*DIRECTIONS*: Check each line of the listing below for the word "либо" and say how many lines have it. Nothing else should be written.
################
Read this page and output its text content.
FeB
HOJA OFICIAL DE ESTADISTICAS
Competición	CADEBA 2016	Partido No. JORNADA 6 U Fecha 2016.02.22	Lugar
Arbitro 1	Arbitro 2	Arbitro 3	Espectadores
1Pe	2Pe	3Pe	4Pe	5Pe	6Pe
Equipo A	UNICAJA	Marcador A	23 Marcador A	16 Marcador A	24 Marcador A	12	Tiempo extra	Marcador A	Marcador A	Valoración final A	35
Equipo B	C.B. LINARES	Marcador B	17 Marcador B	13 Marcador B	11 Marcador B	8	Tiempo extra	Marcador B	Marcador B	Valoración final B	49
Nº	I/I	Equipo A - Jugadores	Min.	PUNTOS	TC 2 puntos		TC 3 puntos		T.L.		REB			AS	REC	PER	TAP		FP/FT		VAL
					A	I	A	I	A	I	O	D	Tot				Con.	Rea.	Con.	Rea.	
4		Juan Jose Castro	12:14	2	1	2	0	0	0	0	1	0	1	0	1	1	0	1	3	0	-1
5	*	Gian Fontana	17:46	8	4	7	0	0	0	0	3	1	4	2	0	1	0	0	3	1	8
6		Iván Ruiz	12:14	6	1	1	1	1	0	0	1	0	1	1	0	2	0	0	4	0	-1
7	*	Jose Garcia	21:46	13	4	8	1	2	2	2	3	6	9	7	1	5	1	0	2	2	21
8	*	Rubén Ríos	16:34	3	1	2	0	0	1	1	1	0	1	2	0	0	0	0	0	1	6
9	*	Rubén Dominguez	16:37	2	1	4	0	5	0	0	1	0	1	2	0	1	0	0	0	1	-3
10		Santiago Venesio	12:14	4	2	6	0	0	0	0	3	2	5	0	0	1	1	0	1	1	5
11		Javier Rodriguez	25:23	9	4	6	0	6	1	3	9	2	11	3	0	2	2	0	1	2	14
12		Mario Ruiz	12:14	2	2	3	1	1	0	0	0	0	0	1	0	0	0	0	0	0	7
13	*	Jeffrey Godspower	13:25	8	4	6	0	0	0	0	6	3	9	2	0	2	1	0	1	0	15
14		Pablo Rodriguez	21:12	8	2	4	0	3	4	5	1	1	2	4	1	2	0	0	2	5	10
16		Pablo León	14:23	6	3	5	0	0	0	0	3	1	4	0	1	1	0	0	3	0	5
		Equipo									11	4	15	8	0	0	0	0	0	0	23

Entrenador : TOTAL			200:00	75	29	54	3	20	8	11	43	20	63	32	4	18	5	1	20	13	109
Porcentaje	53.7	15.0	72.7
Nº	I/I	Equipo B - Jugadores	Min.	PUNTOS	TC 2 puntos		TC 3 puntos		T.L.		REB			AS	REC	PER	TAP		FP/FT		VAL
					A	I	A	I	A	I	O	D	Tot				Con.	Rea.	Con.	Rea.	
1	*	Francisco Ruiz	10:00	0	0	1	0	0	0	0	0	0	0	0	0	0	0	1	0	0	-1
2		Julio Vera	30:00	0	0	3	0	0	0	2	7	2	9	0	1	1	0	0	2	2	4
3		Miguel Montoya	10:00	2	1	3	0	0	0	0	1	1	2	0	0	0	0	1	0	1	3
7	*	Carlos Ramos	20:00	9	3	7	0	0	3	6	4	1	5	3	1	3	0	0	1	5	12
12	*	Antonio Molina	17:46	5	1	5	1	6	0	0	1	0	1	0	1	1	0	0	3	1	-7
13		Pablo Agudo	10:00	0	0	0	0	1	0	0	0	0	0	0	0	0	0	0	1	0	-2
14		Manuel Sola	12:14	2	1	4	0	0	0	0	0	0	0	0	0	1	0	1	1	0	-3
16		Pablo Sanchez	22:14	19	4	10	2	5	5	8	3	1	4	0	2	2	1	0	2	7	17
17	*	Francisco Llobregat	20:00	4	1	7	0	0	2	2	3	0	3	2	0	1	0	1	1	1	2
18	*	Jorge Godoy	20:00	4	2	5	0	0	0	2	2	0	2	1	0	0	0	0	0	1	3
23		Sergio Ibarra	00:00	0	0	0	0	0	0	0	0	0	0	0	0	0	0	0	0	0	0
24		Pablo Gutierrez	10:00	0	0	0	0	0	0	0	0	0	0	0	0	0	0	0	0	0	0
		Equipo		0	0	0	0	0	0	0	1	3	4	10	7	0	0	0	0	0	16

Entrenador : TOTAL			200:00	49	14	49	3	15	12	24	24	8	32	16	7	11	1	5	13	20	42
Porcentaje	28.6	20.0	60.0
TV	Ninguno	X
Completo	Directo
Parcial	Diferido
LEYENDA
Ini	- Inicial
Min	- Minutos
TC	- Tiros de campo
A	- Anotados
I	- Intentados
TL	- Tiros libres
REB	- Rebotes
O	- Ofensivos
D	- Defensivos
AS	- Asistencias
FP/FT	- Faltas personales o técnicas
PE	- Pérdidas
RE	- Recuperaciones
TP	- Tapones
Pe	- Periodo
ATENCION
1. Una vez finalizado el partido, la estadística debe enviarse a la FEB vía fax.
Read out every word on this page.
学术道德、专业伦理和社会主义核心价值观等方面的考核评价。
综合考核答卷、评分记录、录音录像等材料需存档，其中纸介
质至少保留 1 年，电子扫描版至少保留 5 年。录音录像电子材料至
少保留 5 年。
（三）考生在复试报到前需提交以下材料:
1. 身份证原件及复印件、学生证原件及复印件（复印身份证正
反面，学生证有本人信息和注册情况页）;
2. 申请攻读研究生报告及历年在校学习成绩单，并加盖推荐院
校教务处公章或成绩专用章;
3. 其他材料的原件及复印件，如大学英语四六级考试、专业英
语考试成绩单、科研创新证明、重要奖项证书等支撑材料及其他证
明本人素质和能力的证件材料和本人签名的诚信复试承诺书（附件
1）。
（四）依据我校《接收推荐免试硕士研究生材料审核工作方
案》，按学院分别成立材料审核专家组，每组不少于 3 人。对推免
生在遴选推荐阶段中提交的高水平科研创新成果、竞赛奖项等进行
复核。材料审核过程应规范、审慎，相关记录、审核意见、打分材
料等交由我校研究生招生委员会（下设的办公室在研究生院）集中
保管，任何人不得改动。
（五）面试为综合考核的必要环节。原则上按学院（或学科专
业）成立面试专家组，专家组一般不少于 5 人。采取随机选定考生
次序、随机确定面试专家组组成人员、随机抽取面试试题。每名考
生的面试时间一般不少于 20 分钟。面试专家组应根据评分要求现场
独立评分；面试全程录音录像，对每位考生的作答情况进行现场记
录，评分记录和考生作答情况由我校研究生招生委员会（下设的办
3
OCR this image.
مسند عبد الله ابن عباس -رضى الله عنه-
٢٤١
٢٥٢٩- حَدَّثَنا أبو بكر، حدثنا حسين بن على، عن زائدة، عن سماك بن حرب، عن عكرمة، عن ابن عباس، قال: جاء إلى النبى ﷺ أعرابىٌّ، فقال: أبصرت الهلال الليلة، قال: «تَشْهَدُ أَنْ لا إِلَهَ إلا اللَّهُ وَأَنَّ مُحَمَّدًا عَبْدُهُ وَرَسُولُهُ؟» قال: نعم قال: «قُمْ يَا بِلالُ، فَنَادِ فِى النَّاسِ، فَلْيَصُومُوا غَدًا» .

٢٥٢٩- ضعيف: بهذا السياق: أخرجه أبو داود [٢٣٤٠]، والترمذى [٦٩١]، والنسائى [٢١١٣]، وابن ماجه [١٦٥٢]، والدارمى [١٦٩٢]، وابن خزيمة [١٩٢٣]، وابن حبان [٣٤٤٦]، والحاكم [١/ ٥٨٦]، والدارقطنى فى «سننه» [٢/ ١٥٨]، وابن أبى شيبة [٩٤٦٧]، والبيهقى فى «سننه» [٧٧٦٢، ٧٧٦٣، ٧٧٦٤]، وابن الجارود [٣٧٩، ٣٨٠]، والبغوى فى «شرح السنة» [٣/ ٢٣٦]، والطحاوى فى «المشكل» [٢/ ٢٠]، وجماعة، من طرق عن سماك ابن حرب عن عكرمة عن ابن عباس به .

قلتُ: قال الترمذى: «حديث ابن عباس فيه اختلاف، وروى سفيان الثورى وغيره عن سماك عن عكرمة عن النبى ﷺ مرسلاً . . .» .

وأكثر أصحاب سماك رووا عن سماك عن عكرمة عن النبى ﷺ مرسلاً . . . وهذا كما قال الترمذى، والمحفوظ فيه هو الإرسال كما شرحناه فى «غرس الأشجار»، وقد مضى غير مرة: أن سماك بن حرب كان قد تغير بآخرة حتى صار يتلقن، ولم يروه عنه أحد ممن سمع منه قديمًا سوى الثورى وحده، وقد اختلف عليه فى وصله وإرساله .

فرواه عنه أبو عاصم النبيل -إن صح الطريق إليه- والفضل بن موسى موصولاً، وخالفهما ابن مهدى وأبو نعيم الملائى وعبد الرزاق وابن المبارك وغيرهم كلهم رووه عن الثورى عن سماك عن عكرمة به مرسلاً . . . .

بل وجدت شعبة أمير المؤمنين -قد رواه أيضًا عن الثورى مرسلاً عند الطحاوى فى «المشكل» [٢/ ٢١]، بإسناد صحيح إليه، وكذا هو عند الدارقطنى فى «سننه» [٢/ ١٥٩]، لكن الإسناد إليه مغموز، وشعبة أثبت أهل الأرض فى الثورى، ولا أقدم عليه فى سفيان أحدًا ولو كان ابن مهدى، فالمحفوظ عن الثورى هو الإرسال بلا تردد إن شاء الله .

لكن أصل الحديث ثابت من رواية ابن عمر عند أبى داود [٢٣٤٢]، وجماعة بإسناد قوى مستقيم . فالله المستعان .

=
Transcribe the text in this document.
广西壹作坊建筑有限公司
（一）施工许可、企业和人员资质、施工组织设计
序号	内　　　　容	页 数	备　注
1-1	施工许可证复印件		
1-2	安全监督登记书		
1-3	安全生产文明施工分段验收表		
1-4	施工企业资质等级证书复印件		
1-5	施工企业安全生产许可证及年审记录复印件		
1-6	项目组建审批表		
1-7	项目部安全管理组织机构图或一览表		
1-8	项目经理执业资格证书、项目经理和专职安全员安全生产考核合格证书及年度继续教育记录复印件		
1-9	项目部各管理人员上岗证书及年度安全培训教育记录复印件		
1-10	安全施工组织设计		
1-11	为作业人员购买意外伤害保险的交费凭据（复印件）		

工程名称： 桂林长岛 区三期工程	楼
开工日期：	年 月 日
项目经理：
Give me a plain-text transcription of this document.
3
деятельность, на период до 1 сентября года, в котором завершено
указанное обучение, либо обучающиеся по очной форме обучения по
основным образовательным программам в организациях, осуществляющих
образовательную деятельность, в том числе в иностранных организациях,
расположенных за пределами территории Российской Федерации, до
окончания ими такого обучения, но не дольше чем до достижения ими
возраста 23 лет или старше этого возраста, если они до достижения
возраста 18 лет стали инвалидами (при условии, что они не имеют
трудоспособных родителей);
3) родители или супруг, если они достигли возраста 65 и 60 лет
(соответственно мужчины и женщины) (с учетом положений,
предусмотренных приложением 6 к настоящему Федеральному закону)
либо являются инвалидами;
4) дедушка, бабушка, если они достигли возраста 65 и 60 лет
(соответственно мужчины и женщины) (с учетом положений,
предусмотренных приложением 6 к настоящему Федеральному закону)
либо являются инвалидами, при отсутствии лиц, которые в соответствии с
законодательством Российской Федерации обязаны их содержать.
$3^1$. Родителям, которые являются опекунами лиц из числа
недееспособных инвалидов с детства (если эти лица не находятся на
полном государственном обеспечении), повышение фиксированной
################
*FULL SOLUTION*: 3